Items

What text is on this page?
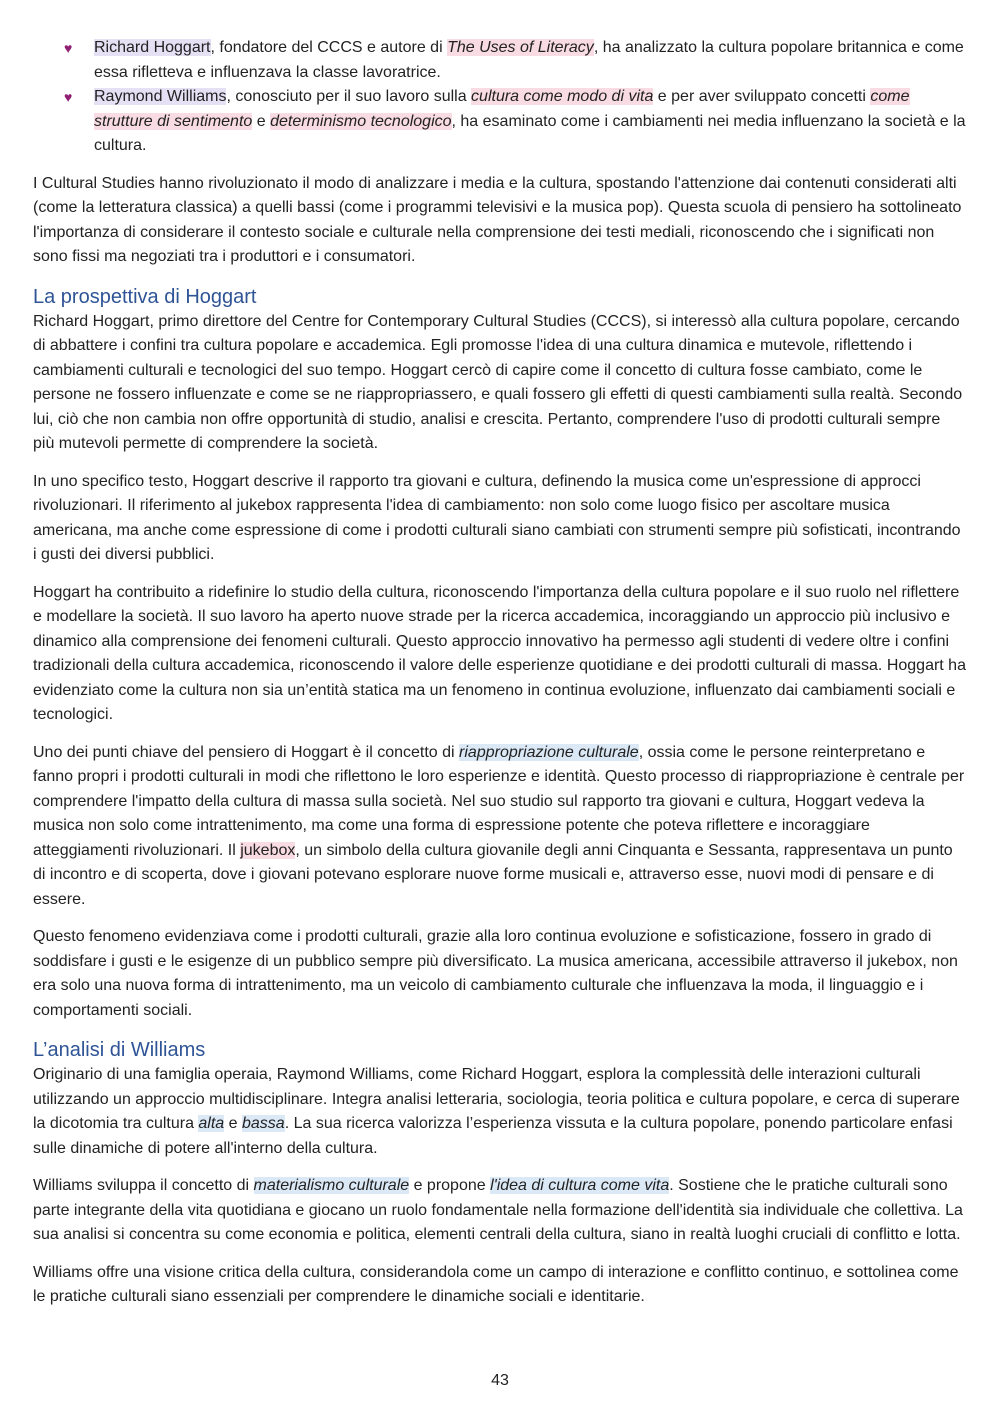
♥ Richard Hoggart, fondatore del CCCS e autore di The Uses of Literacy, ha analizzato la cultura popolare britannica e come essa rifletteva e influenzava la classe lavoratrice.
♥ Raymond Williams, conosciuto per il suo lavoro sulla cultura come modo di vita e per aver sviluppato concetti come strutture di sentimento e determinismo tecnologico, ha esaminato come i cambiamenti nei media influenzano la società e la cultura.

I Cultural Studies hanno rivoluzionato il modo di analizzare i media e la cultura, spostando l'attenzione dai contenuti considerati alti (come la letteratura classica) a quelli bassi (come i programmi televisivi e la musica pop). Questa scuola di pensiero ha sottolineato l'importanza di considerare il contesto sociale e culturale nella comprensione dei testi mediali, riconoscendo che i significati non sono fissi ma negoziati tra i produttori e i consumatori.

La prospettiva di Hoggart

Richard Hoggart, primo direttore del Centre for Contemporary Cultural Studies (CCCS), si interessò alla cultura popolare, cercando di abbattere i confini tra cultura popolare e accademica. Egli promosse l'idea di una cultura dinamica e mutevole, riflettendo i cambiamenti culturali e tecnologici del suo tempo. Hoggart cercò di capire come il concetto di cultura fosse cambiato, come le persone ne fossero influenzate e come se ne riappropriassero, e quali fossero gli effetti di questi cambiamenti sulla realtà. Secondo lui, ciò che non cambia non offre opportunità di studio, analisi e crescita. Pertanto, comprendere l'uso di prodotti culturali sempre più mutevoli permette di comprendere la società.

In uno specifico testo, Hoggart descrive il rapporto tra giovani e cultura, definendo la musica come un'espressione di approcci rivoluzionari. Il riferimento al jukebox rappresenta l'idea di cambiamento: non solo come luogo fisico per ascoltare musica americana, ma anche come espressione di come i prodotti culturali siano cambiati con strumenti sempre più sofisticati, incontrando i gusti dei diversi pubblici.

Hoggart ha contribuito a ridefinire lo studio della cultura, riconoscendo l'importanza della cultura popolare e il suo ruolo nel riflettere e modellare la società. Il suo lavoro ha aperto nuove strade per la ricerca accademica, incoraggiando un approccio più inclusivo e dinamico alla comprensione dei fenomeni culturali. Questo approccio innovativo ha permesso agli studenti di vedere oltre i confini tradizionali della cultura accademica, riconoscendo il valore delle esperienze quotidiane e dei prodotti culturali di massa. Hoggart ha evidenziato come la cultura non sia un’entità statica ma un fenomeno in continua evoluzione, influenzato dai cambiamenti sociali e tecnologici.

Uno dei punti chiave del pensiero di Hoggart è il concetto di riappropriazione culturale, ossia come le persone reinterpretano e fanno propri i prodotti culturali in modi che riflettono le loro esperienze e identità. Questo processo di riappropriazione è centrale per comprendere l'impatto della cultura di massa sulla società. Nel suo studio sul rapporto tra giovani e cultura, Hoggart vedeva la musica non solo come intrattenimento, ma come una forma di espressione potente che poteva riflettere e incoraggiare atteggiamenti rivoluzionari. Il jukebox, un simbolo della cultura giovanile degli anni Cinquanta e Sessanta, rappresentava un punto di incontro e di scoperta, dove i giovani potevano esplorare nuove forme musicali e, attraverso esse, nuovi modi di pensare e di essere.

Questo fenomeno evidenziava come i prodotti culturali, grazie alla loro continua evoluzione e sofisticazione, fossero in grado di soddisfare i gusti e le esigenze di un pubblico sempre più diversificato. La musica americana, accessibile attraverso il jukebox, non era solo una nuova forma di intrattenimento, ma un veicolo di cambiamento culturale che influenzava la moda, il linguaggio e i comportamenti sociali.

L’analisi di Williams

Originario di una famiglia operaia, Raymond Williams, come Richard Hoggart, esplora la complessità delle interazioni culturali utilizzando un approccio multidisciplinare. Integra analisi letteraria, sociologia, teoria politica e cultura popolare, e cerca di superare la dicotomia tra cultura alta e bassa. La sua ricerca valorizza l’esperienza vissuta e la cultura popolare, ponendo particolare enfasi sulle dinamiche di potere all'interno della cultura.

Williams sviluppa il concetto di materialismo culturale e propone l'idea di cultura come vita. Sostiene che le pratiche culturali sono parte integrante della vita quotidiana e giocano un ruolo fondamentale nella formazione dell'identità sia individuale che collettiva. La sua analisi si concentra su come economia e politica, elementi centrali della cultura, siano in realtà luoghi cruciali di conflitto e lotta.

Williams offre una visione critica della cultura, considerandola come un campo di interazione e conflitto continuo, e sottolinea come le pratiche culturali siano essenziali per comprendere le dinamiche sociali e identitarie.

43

Task statement
Leave the pictures out, and transcribe each of the records exactly.

Task result
What text is on this page?
♥ Richard Hoggart, fondatore del CCCS e autore di The Uses of Literacy, ha analizzato la cultura popolare britannica e come essa rifletteva e influenzava la classe lavoratrice.
♥ Raymond Williams, conosciuto per il suo lavoro sulla cultura come modo di vita e per aver sviluppato concetti come strutture di sentimento e determinismo tecnologico, ha esaminato come i cambiamenti nei media influenzano la società e la cultura.

I Cultural Studies hanno rivoluzionato il modo di analizzare i media e la cultura, spostando l'attenzione dai contenuti considerati alti (come la letteratura classica) a quelli bassi (come i programmi televisivi e la musica pop). Questa scuola di pensiero ha sottolineato l'importanza di considerare il contesto sociale e culturale nella comprensione dei testi mediali, riconoscendo che i significati non sono fissi ma negoziati tra i produttori e i consumatori.

La prospettiva di Hoggart

Richard Hoggart, primo direttore del Centre for Contemporary Cultural Studies (CCCS), si interessò alla cultura popolare, cercando di abbattere i confini tra cultura popolare e accademica. Egli promosse l'idea di una cultura dinamica e mutevole, riflettendo i cambiamenti culturali e tecnologici del suo tempo. Hoggart cercò di capire come il concetto di cultura fosse cambiato, come le persone ne fossero influenzate e come se ne riappropriassero, e quali fossero gli effetti di questi cambiamenti sulla realtà. Secondo lui, ciò che non cambia non offre opportunità di studio, analisi e crescita. Pertanto, comprendere l'uso di prodotti culturali sempre più mutevoli permette di comprendere la società.

In uno specifico testo, Hoggart descrive il rapporto tra giovani e cultura, definendo la musica come un'espressione di approcci rivoluzionari. Il riferimento al jukebox rappresenta l'idea di cambiamento: non solo come luogo fisico per ascoltare musica americana, ma anche come espressione di come i prodotti culturali siano cambiati con strumenti sempre più sofisticati, incontrando i gusti dei diversi pubblici.

Hoggart ha contribuito a ridefinire lo studio della cultura, riconoscendo l'importanza della cultura popolare e il suo ruolo nel riflettere e modellare la società. Il suo lavoro ha aperto nuove strade per la ricerca accademica, incoraggiando un approccio più inclusivo e dinamico alla comprensione dei fenomeni culturali. Questo approccio innovativo ha permesso agli studenti di vedere oltre i confini tradizionali della cultura accademica, riconoscendo il valore delle esperienze quotidiane e dei prodotti culturali di massa. Hoggart ha evidenziato come la cultura non sia un’entità statica ma un fenomeno in continua evoluzione, influenzato dai cambiamenti sociali e tecnologici.

Uno dei punti chiave del pensiero di Hoggart è il concetto di riappropriazione culturale, ossia come le persone reinterpretano e fanno propri i prodotti culturali in modi che riflettono le loro esperienze e identità. Questo processo di riappropriazione è centrale per comprendere l'impatto della cultura di massa sulla società. Nel suo studio sul rapporto tra giovani e cultura, Hoggart vedeva la musica non solo come intrattenimento, ma come una forma di espressione potente che poteva riflettere e incoraggiare atteggiamenti rivoluzionari. Il jukebox, un simbolo della cultura giovanile degli anni Cinquanta e Sessanta, rappresentava un punto di incontro e di scoperta, dove i giovani potevano esplorare nuove forme musicali e, attraverso esse, nuovi modi di pensare e di essere.

Questo fenomeno evidenziava come i prodotti culturali, grazie alla loro continua evoluzione e sofisticazione, fossero in grado di soddisfare i gusti e le esigenze di un pubblico sempre più diversificato. La musica americana, accessibile attraverso il jukebox, non era solo una nuova forma di intrattenimento, ma un veicolo di cambiamento culturale che influenzava la moda, il linguaggio e i comportamenti sociali.

L’analisi di Williams

Originario di una famiglia operaia, Raymond Williams, come Richard Hoggart, esplora la complessità delle interazioni culturali utilizzando un approccio multidisciplinare. Integra analisi letteraria, sociologia, teoria politica e cultura popolare, e cerca di superare la dicotomia tra cultura alta e bassa. La sua ricerca valorizza l’esperienza vissuta e la cultura popolare, ponendo particolare enfasi sulle dinamiche di potere all'interno della cultura.

Williams sviluppa il concetto di materialismo culturale e propone l'idea di cultura come vita. Sostiene che le pratiche culturali sono parte integrante della vita quotidiana e giocano un ruolo fondamentale nella formazione dell'identità sia individuale che collettiva. La sua analisi si concentra su come economia e politica, elementi centrali della cultura, siano in realtà luoghi cruciali di conflitto e lotta.

Williams offre una visione critica della cultura, considerandola come un campo di interazione e conflitto continuo, e sottolinea come le pratiche culturali siano essenziali per comprendere le dinamiche sociali e identitarie.

43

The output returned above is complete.